[Source data]

+===+

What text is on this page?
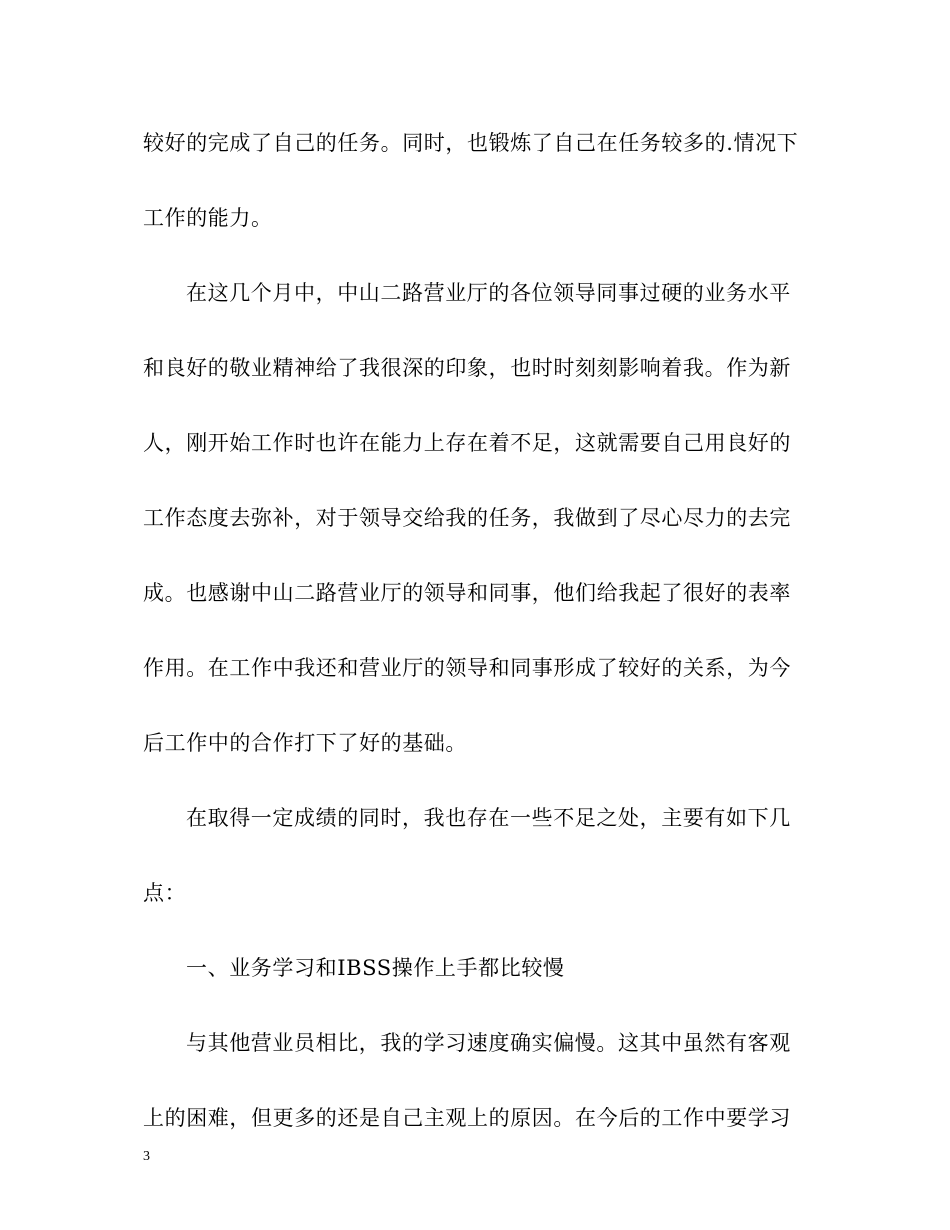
较好的完成了自己的任务。同时，也锻炼了自己在任务较多的.情况下
工作的能力。
在这几个月中，中山二路营业厅的各位领导同事过硬的业务水平
和良好的敬业精神给了我很深的印象，也时时刻刻影响着我。作为新
人，刚开始工作时也许在能力上存在着不足，这就需要自己用良好的
工作态度去弥补，对于领导交给我的任务，我做到了尽心尽力的去完
成。也感谢中山二路营业厅的领导和同事，他们给我起了很好的表率
作用。在工作中我还和营业厅的领导和同事形成了较好的关系，为今
后工作中的合作打下了好的基础。
在取得一定成绩的同时，我也存在一些不足之处，主要有如下几
点：
一、业务学习和IBSS操作上手都比较慢
与其他营业员相比，我的学习速度确实偏慢。这其中虽然有客观
上的困难，但更多的还是自己主观上的原因。在今后的工作中要学习
3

+===+

Repeat the listing verbatim. Skip the pictures.

What text is on this page?
较好的完成了自己的任务。同时，也锻炼了自己在任务较多的.情况下
工作的能力。
在这几个月中，中山二路营业厅的各位领导同事过硬的业务水平
和良好的敬业精神给了我很深的印象，也时时刻刻影响着我。作为新
人，刚开始工作时也许在能力上存在着不足，这就需要自己用良好的
工作态度去弥补，对于领导交给我的任务，我做到了尽心尽力的去完
成。也感谢中山二路营业厅的领导和同事，他们给我起了很好的表率
作用。在工作中我还和营业厅的领导和同事形成了较好的关系，为今
后工作中的合作打下了好的基础。
在取得一定成绩的同时，我也存在一些不足之处，主要有如下几
点：
一、业务学习和IBSS操作上手都比较慢
与其他营业员相比，我的学习速度确实偏慢。这其中虽然有客观
上的困难，但更多的还是自己主观上的原因。在今后的工作中要学习
3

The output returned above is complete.